Request: Write out again, unchanged, the rows starting at the one containing "temp-band [439,225,739,230]" and ending at the one containing "diff-band [49,446,349,452]", both included.

Material to process:
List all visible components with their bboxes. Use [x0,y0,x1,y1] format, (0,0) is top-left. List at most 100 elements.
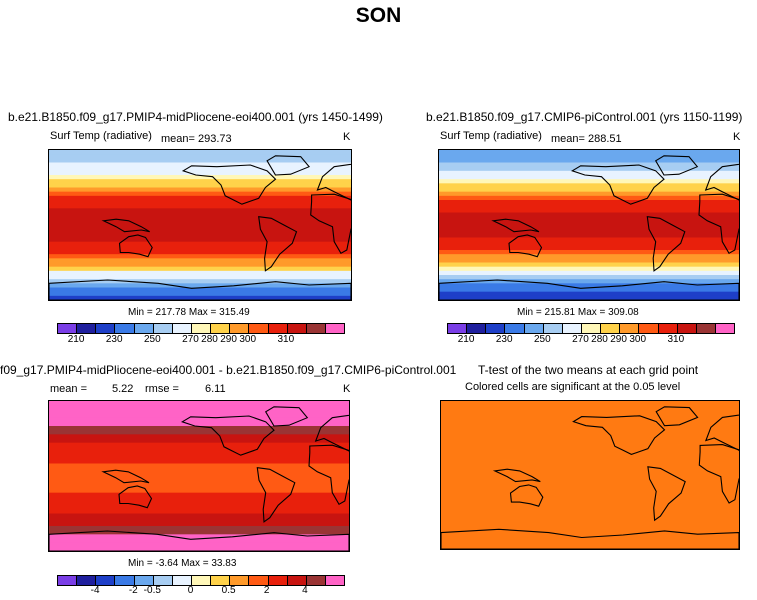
temp-band [439,225,739,230]
colorbar-swatch [306,324,326,333]
colorbar-tick-label: 230 [495,334,513,345]
temp-band [439,195,739,201]
continent-greenland [266,155,311,176]
colorbar-swatch [153,576,173,585]
temp-band [49,275,351,280]
diff-band [49,442,349,448]
temp-band [439,204,739,209]
colorbar-tick-label: 4 [302,585,308,596]
temp-band [49,245,351,251]
colorbar-swatch [134,324,154,333]
colorbar-swatch [153,324,173,333]
panel1-minmax: Min = 217.78 Max = 315.49 [128,307,250,318]
colorbar-swatch [211,324,231,333]
colorbar-swatch [230,576,250,585]
colorbar-tick-label: -4 [90,585,100,596]
temp-band [439,254,739,259]
temp-band [49,254,351,259]
diff-band [49,471,349,477]
temp-band [49,283,351,289]
temp-band [49,262,351,268]
panel3-mean-value: 5.22 [112,383,134,395]
colorbar-tick-label: 0 [187,585,194,596]
diff-band [49,413,349,419]
panel3-map [48,400,350,552]
panel3-minmax: Min = -3.64 Max = 33.83 [128,558,237,569]
continent-africa [698,444,739,504]
colorbar-swatch [325,576,345,585]
temp-band [49,237,351,243]
panel2-variable: Surf Temp (radiative) [440,130,542,142]
colorbar-swatch [77,576,97,585]
temp-band [439,212,739,218]
continent-australia [509,484,544,507]
panel2-mean: mean= 288.51 [551,133,622,145]
panel2-map [438,149,740,301]
panel3-colorbar [57,575,345,586]
temp-band [49,295,351,300]
diff-band [49,446,349,452]
panel1-colorbar-ticks: 210 230 250 270 280 290 300 310 [57,334,343,348]
panel3-colorbar-ticks: -4 -2 -0.5 0 0.5 2 4 [57,585,343,599]
panel1-variable: Surf Temp (radiative) [50,130,152,142]
diff-band [49,480,349,485]
season-title: SON [355,4,402,27]
temp-band [49,183,351,189]
colorbar-tick-label: 280 [201,334,218,345]
colorbar-swatch [172,324,192,333]
colorbar-swatch [96,324,116,333]
continent-north-america [570,164,665,205]
colorbar-swatch [230,324,250,333]
colorbar-swatch [543,324,563,333]
continent-australia [508,234,543,258]
colorbar-tick-label: 270 [182,334,199,345]
continent-maritime [101,218,150,233]
continent-antarctica [439,279,739,300]
colorbar-swatch [581,324,602,333]
panel3-mean-label: mean = [50,383,87,395]
diff-band [49,409,349,415]
temp-band [49,279,351,284]
temp-band [439,266,739,272]
temp-band [439,295,739,300]
temp-band [439,262,739,268]
diff-band [49,426,349,431]
colorbar-tick-label: 2 [263,585,270,596]
panel1-mean: mean= 293.73 [161,133,232,145]
colorbar-swatch [211,576,231,585]
temp-band [49,166,351,172]
colorbar-swatch [191,576,212,585]
temp-band [49,179,351,184]
temp-band [439,241,739,247]
temp-band [49,154,351,159]
colorbar-swatch [696,324,716,333]
temp-band [49,229,351,234]
temp-band [439,237,739,243]
colorbar-tick-label: 290 [610,334,627,345]
colorbar-tick-label: -2 [128,585,138,596]
diff-band [49,505,349,510]
colorbar-tick-label: 210 [457,334,475,345]
colorbar-swatch [58,324,78,333]
colorbar-swatch [505,324,525,333]
temp-band [49,241,351,247]
continent-greenland [654,155,699,176]
temp-band [49,191,351,197]
continent-north-america [181,164,277,205]
temp-band [439,291,739,297]
diff-band [49,513,349,519]
temp-band [439,208,739,214]
temp-band [439,175,739,180]
diff-band [49,421,349,427]
temp-band [439,279,739,284]
colorbar-swatch [306,576,326,585]
panel1-units: K [343,131,351,143]
diff-band [49,417,349,423]
temp-band [49,208,351,214]
diff-band [49,546,349,551]
diff-band [49,467,349,473]
temp-band [439,258,739,264]
colorbar-swatch [172,576,192,585]
colorbar-swatch [115,576,135,585]
diff-band [49,463,349,469]
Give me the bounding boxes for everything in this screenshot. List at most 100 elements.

The completed task:
temp-band [439,225,739,230]
colorbar-swatch [306,324,326,333]
colorbar-tick-label: 230 [495,334,513,345]
temp-band [439,195,739,201]
continent-greenland [266,155,311,176]
colorbar-swatch [153,576,173,585]
temp-band [49,275,351,280]
diff-band [49,442,349,448]
temp-band [439,204,739,209]
colorbar-tick-label: 4 [302,585,308,596]
temp-band [49,245,351,251]
colorbar-swatch [134,324,154,333]
colorbar-swatch [153,324,173,333]
panel1-minmax: Min = 217.78 Max = 315.49 [128,307,250,318]
colorbar-swatch [211,324,231,333]
colorbar-swatch [230,576,250,585]
colorbar-tick-label: -4 [90,585,100,596]
temp-band [439,254,739,259]
temp-band [49,254,351,259]
diff-band [49,471,349,477]
temp-band [49,283,351,289]
temp-band [49,262,351,268]
panel3-mean-value: 5.22 [112,383,134,395]
colorbar-tick-label: 0 [187,585,194,596]
diff-band [49,413,349,419]
panel3-map [48,400,350,552]
panel3-minmax: Min = -3.64 Max = 33.83 [128,558,237,569]
continent-africa [698,444,739,504]
colorbar-swatch [325,576,345,585]
temp-band [49,237,351,243]
panel2-variable: Surf Temp (radiative) [440,130,542,142]
colorbar-swatch [77,576,97,585]
temp-band [439,212,739,218]
continent-australia [509,484,544,507]
panel2-mean: mean= 288.51 [551,133,622,145]
panel2-map [438,149,740,301]
panel3-colorbar [57,575,345,586]
temp-band [49,295,351,300]
diff-band [49,446,349,452]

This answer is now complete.